> **Task to carry out**: With the pictures left out, copy the listing below exactly.

> **Extracted data**:
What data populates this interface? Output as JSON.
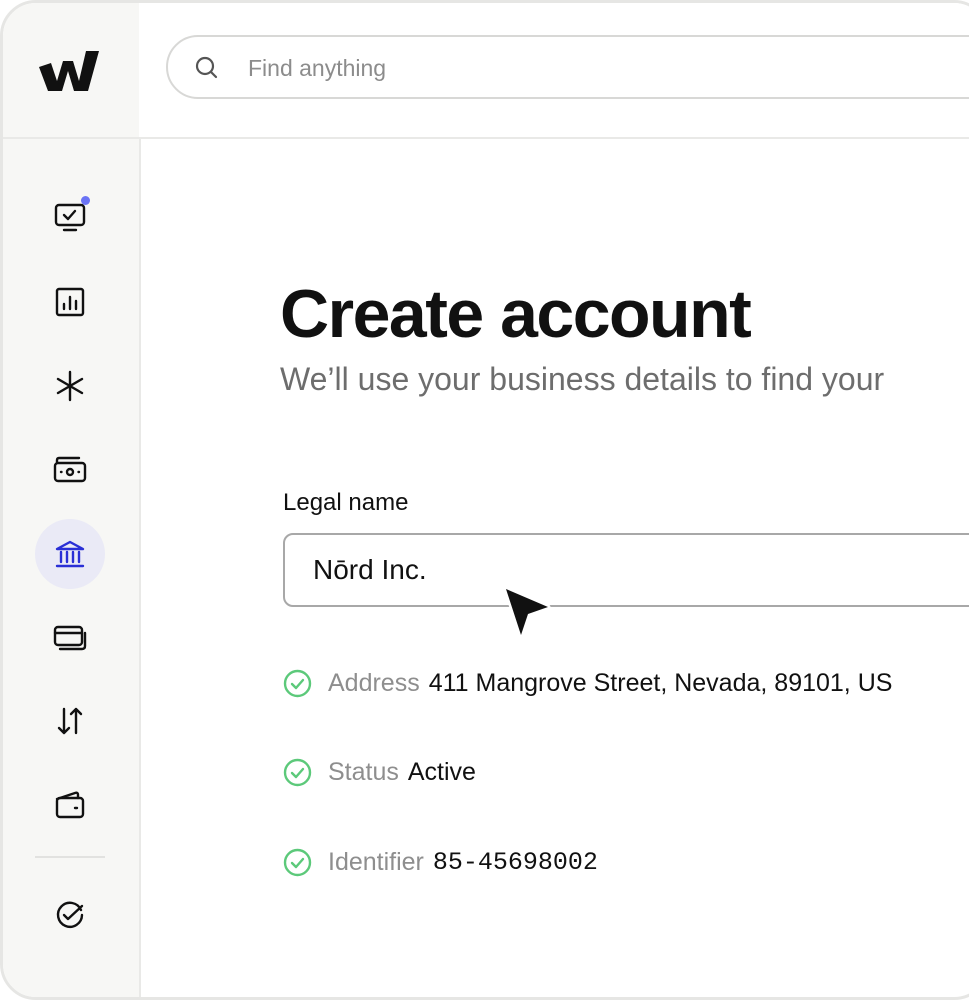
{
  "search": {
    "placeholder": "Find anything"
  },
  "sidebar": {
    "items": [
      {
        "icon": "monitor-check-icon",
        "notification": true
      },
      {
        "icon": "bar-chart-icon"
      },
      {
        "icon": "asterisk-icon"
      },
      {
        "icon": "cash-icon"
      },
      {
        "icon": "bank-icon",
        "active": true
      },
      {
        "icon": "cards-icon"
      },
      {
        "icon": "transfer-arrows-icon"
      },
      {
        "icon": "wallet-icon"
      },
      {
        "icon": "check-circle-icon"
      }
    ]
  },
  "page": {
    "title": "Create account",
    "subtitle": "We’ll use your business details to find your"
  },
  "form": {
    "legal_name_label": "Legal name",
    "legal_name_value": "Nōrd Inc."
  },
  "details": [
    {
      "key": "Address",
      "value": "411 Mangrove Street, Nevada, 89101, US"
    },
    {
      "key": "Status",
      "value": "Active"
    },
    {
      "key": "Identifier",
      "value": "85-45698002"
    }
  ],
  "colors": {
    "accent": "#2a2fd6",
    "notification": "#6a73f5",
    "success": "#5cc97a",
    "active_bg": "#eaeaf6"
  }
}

> **Written response**:
What data populates this interface? Output as JSON.
{
  "search": {
    "placeholder": "Find anything"
  },
  "sidebar": {
    "items": [
      {
        "icon": "monitor-check-icon",
        "notification": true
      },
      {
        "icon": "bar-chart-icon"
      },
      {
        "icon": "asterisk-icon"
      },
      {
        "icon": "cash-icon"
      },
      {
        "icon": "bank-icon",
        "active": true
      },
      {
        "icon": "cards-icon"
      },
      {
        "icon": "transfer-arrows-icon"
      },
      {
        "icon": "wallet-icon"
      },
      {
        "icon": "check-circle-icon"
      }
    ]
  },
  "page": {
    "title": "Create account",
    "subtitle": "We’ll use your business details to find your"
  },
  "form": {
    "legal_name_label": "Legal name",
    "legal_name_value": "Nōrd Inc."
  },
  "details": [
    {
      "key": "Address",
      "value": "411 Mangrove Street, Nevada, 89101, US"
    },
    {
      "key": "Status",
      "value": "Active"
    },
    {
      "key": "Identifier",
      "value": "85-45698002"
    }
  ],
  "colors": {
    "accent": "#2a2fd6",
    "notification": "#6a73f5",
    "success": "#5cc97a",
    "active_bg": "#eaeaf6"
  }
}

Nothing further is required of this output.